Task to carry out
Quote the data below in full, minus the images.

Start of Supplied data

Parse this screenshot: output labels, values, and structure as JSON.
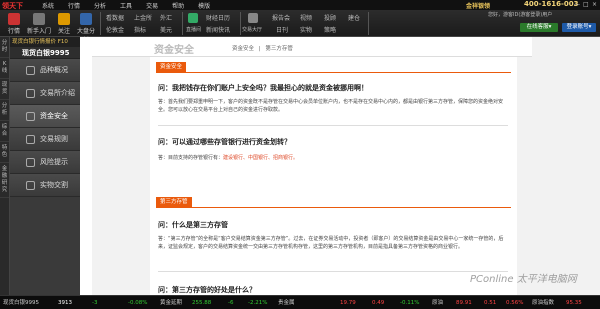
{
  "titlebar": {
    "logo": "领天下",
    "menu": [
      "系统",
      "行情",
      "分析",
      "工具",
      "交易",
      "帮助",
      "模版"
    ],
    "brand": "金祥银领",
    "hotline": "400-1616-003",
    "controls": [
      "—",
      "□",
      "×"
    ]
  },
  "toolbar": {
    "items": [
      {
        "label": "行情"
      },
      {
        "label": "新手入门"
      },
      {
        "label": "关注"
      },
      {
        "label": "大盘分析"
      }
    ],
    "grid1": [
      "看数据",
      "上金所",
      "外汇",
      "伦敦金",
      "指标",
      "美元"
    ],
    "grid2": [
      "财经日历",
      "新闻快讯"
    ],
    "badges": [
      "直播间",
      "交易大厅"
    ],
    "grid3": [
      "报告会",
      "视频",
      "投顾",
      "建仓",
      "日刊",
      "实物",
      "策略",
      ""
    ],
    "login_info": "您好，游客ID(游客登录)用户",
    "open_button": "在线客服▾",
    "account_button": "登录账号▾"
  },
  "vstrip": [
    "分时",
    "K线",
    "现货",
    "分析",
    "综合",
    "特色",
    "金融研究"
  ],
  "sidebar": {
    "head": "现货白银行情报价 F10",
    "title": "现货白银9995",
    "items": [
      {
        "label": "品种概况"
      },
      {
        "label": "交易所介绍"
      },
      {
        "label": "资金安全"
      },
      {
        "label": "交易规则"
      },
      {
        "label": "风险提示"
      },
      {
        "label": "实物交割"
      }
    ]
  },
  "header": {
    "logo": "资金安全",
    "crumb1": "资金安全",
    "crumb_sep": "|",
    "crumb2": "第三方存管"
  },
  "sections": [
    {
      "tag": "资金安全"
    },
    {
      "tag": "第三方存管"
    }
  ],
  "qa": [
    {
      "q": "问：我把钱存在你们账户上安全吗？我最担心的就是资金被挪用啊！",
      "a": "答：首先我们要郑重申明一下，客户的资金既不是存管在交易中心会员单位账户内，也不是存在交易中心内的，都是由银行第三方存管，保障您的资金绝对安全。您可以放心在交易平台上对自己的资金进行存取款。"
    },
    {
      "q": "问：可以通过哪些存管银行进行资金划转？",
      "a_prefix": "答：目前支持的存管银行有：",
      "banks": "建设银行、中国银行、招商银行。"
    },
    {
      "q": "问：什么是第三方存管",
      "a": "答：“第三方存管”的全称是“客户交易结算资金第三方存管”。过去，在证券交易活动中，投资者（即客户）的交易结算资金是由交易中心一家统一存管的，后来，证监会规定，客户的交易结算资金统一交由第三方存管机构存管，这里的第三方存管机构，目前是指具备第三方存管资格的商业银行。"
    },
    {
      "q": "问：第三方存管的好处是什么？"
    }
  ],
  "watermark": "PConline 太平洋电脑网",
  "statusbar": {
    "name": "现货白银9995",
    "price": "3913",
    "change": "-3",
    "pct": "-0.08%",
    "label2": "黄金延期",
    "v2": "255.88",
    "c2": "-6",
    "p2": "-2.21%",
    "label3": "贵金属",
    "v3": "19.79",
    "c3": "0.49",
    "p3": "-0.11%",
    "label4": "原油",
    "v4": "89.91",
    "c4": "0.51",
    "p4": "0.56%",
    "label5": "原油指数",
    "v5": "95.35"
  }
}
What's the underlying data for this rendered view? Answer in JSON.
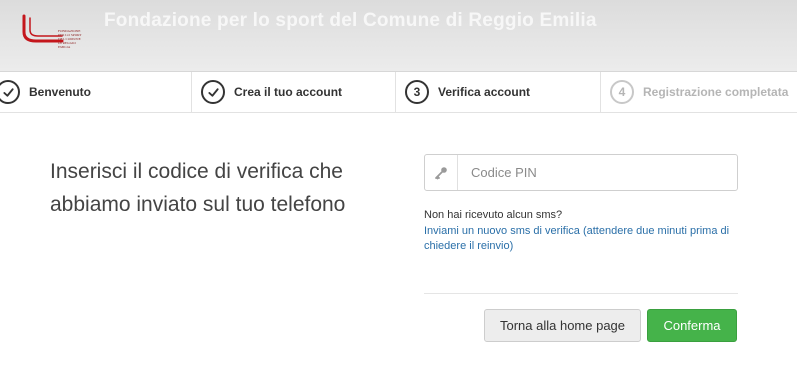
{
  "header": {
    "title": "Fondazione per lo sport del Comune di Reggio Emilia",
    "logo_text": "FONDAZIONE PER LO SPORT DEL COMUNE DI REGGIO EMILIA",
    "logo_color": "#c4161c"
  },
  "steps": [
    {
      "label": "Benvenuto",
      "state": "done",
      "icon": "check-icon"
    },
    {
      "label": "Crea il tuo account",
      "state": "done",
      "icon": "check-icon"
    },
    {
      "label": "Verifica account",
      "state": "current",
      "number": "3"
    },
    {
      "label": "Registrazione completata",
      "state": "upcoming",
      "number": "4"
    }
  ],
  "main": {
    "instruction": "Inserisci il codice di verifica che abbiamo inviato sul tuo telefono",
    "pin": {
      "placeholder": "Codice PIN",
      "value": "",
      "icon": "key-icon"
    },
    "no_sms_text": "Non hai ricevuto alcun sms?",
    "resend_link": "Inviami un nuovo sms di verifica (attendere due minuti prima di chiedere il reinvio)"
  },
  "actions": {
    "home_label": "Torna alla home page",
    "confirm_label": "Conferma"
  },
  "colors": {
    "accent_green": "#45b34a",
    "link_blue": "#2a6fa8",
    "inactive_gray": "#b5b5b5"
  }
}
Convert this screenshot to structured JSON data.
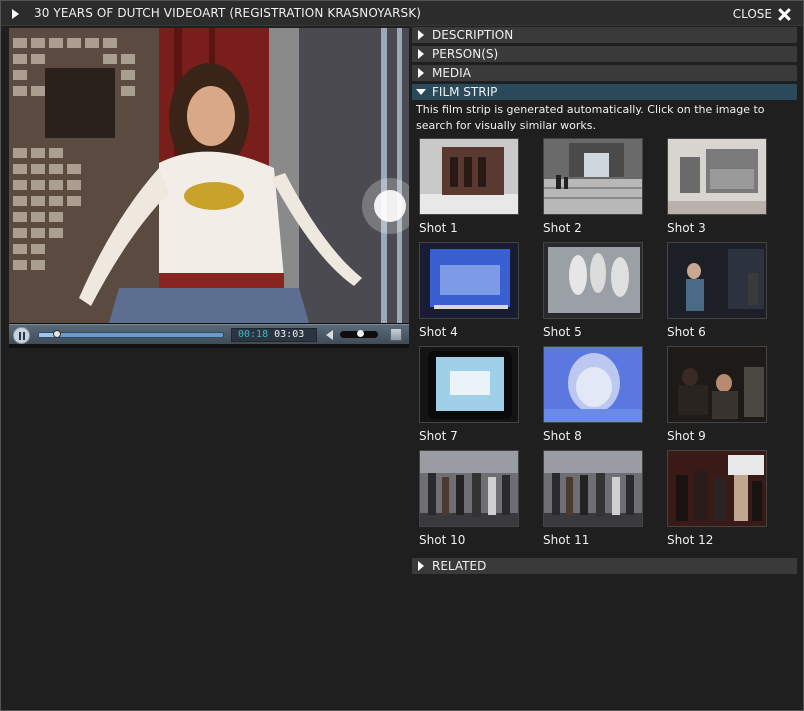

End of Supplied data

Exercise output
Parse this screenshot: output labels, values, and structure as JSON.
{
  "titlebar": {
    "logo": "领天下",
    "menu": [
      "系统",
      "行情",
      "分析",
      "工具",
      "交易",
      "帮助",
      "模版"
    ],
    "brand": "金祥银领",
    "hotline": "400-1616-003",
    "controls": [
      "—",
      "□",
      "×"
    ]
  },
  "toolbar": {
    "items": [
      {
        "label": "行情"
      },
      {
        "label": "新手入门"
      },
      {
        "label": "关注"
      },
      {
        "label": "大盘分析"
      }
    ],
    "grid1": [
      "看数据",
      "上金所",
      "外汇",
      "伦敦金",
      "指标",
      "美元"
    ],
    "grid2": [
      "财经日历",
      "新闻快讯"
    ],
    "badges": [
      "直播间",
      "交易大厅"
    ],
    "grid3": [
      "报告会",
      "视频",
      "投顾",
      "建仓",
      "日刊",
      "实物",
      "策略",
      ""
    ],
    "login_info": "您好，游客ID(游客登录)用户",
    "open_button": "在线客服▾",
    "account_button": "登录账号▾"
  },
  "vstrip": [
    "分时",
    "K线",
    "现货",
    "分析",
    "综合",
    "特色",
    "金融研究"
  ],
  "sidebar": {
    "head": "现货白银行情报价 F10",
    "title": "现货白银9995",
    "items": [
      {
        "label": "品种概况"
      },
      {
        "label": "交易所介绍"
      },
      {
        "label": "资金安全"
      },
      {
        "label": "交易规则"
      },
      {
        "label": "风险提示"
      },
      {
        "label": "实物交割"
      }
    ]
  },
  "header": {
    "logo": "资金安全",
    "crumb1": "资金安全",
    "crumb_sep": "|",
    "crumb2": "第三方存管"
  },
  "sections": [
    {
      "tag": "资金安全"
    },
    {
      "tag": "第三方存管"
    }
  ],
  "qa": [
    {
      "q": "问：我把钱存在你们账户上安全吗？我最担心的就是资金被挪用啊！",
      "a": "答：首先我们要郑重申明一下，客户的资金既不是存管在交易中心会员单位账户内，也不是存在交易中心内的，都是由银行第三方存管，保障您的资金绝对安全。您可以放心在交易平台上对自己的资金进行存取款。"
    },
    {
      "q": "问：可以通过哪些存管银行进行资金划转？",
      "a_prefix": "答：目前支持的存管银行有：",
      "banks": "建设银行、中国银行、招商银行。"
    },
    {
      "q": "问：什么是第三方存管",
      "a": "答：“第三方存管”的全称是“客户交易结算资金第三方存管”。过去，在证券交易活动中，投资者（即客户）的交易结算资金是由交易中心一家统一存管的，后来，证监会规定，客户的交易结算资金统一交由第三方存管机构存管，这里的第三方存管机构，目前是指具备第三方存管资格的商业银行。"
    },
    {
      "q": "问：第三方存管的好处是什么？"
    }
  ],
  "watermark": "PConline 太平洋电脑网",
  "statusbar": {
    "name": "现货白银9995",
    "price": "3913",
    "change": "-3",
    "pct": "-0.08%",
    "label2": "黄金延期",
    "v2": "255.88",
    "c2": "-6",
    "p2": "-2.21%",
    "label3": "贵金属",
    "v3": "19.79",
    "c3": "0.49",
    "p3": "-0.11%",
    "label4": "原油",
    "v4": "89.91",
    "c4": "0.51",
    "p4": "0.56%",
    "label5": "原油指数",
    "v5": "95.35"
  }
}
What's the underlying data for this rendered view? Answer in JSON.
{
  "header": {
    "title": "Fondazione per lo sport del Comune di Reggio Emilia",
    "logo_text": "FONDAZIONE PER LO SPORT DEL COMUNE DI REGGIO EMILIA",
    "logo_color": "#c4161c"
  },
  "steps": [
    {
      "label": "Benvenuto",
      "state": "done",
      "icon": "check-icon"
    },
    {
      "label": "Crea il tuo account",
      "state": "done",
      "icon": "check-icon"
    },
    {
      "label": "Verifica account",
      "state": "current",
      "number": "3"
    },
    {
      "label": "Registrazione completata",
      "state": "upcoming",
      "number": "4"
    }
  ],
  "main": {
    "instruction": "Inserisci il codice di verifica che abbiamo inviato sul tuo telefono",
    "pin": {
      "placeholder": "Codice PIN",
      "value": "",
      "icon": "key-icon"
    },
    "no_sms_text": "Non hai ricevuto alcun sms?",
    "resend_link": "Inviami un nuovo sms di verifica (attendere due minuti prima di chiedere il reinvio)"
  },
  "actions": {
    "home_label": "Torna alla home page",
    "confirm_label": "Conferma"
  },
  "colors": {
    "accent_green": "#45b34a",
    "link_blue": "#2a6fa8",
    "inactive_gray": "#b5b5b5"
  }
}
Convert this screenshot to structured JSON data.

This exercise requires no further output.